**Goal**: Return all entries precisely as they stand, without the images.

--- Start of Task data ---

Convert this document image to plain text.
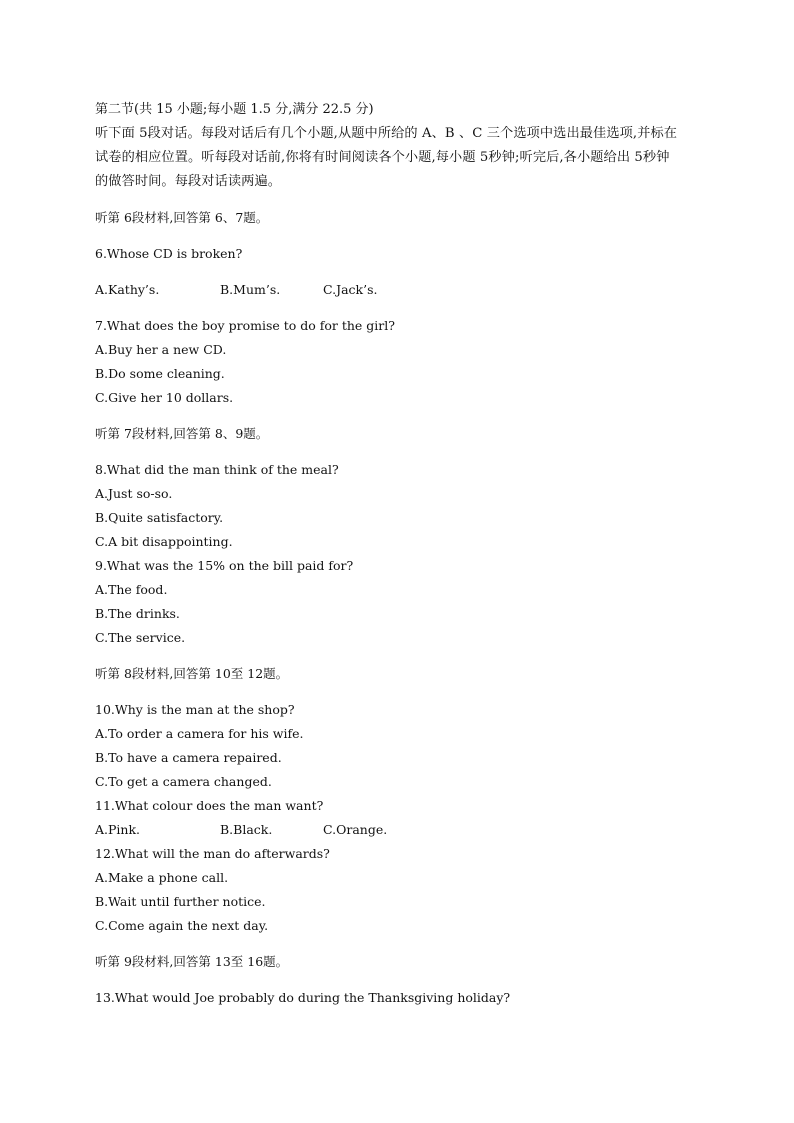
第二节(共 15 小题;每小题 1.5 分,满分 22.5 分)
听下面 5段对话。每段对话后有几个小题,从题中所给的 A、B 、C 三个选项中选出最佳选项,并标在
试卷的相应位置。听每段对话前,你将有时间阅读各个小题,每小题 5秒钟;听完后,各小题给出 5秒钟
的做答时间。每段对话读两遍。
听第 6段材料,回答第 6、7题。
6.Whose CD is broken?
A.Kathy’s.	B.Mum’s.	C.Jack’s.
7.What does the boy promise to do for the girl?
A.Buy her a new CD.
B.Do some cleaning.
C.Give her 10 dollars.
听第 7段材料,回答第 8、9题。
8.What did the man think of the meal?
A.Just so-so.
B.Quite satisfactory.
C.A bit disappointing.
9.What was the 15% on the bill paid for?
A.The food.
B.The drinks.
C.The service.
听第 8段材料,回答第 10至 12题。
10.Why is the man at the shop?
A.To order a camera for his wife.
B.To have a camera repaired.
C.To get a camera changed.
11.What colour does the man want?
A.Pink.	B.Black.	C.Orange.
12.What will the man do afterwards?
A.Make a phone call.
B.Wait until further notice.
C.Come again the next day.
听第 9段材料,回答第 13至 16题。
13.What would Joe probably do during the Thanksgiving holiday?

--- End of Task data ---

**Solution for this problem**:
Convert this document image to plain text.
第二节(共 15 小题;每小题 1.5 分,满分 22.5 分)
听下面 5段对话。每段对话后有几个小题,从题中所给的 A、B 、C 三个选项中选出最佳选项,并标在
试卷的相应位置。听每段对话前,你将有时间阅读各个小题,每小题 5秒钟;听完后,各小题给出 5秒钟
的做答时间。每段对话读两遍。
听第 6段材料,回答第 6、7题。
6.Whose CD is broken?
A.Kathy’s.	B.Mum’s.	C.Jack’s.
7.What does the boy promise to do for the girl?
A.Buy her a new CD.
B.Do some cleaning.
C.Give her 10 dollars.
听第 7段材料,回答第 8、9题。
8.What did the man think of the meal?
A.Just so-so.
B.Quite satisfactory.
C.A bit disappointing.
9.What was the 15% on the bill paid for?
A.The food.
B.The drinks.
C.The service.
听第 8段材料,回答第 10至 12题。
10.Why is the man at the shop?
A.To order a camera for his wife.
B.To have a camera repaired.
C.To get a camera changed.
11.What colour does the man want?
A.Pink.	B.Black.	C.Orange.
12.What will the man do afterwards?
A.Make a phone call.
B.Wait until further notice.
C.Come again the next day.
听第 9段材料,回答第 13至 16题。
13.What would Joe probably do during the Thanksgiving holiday?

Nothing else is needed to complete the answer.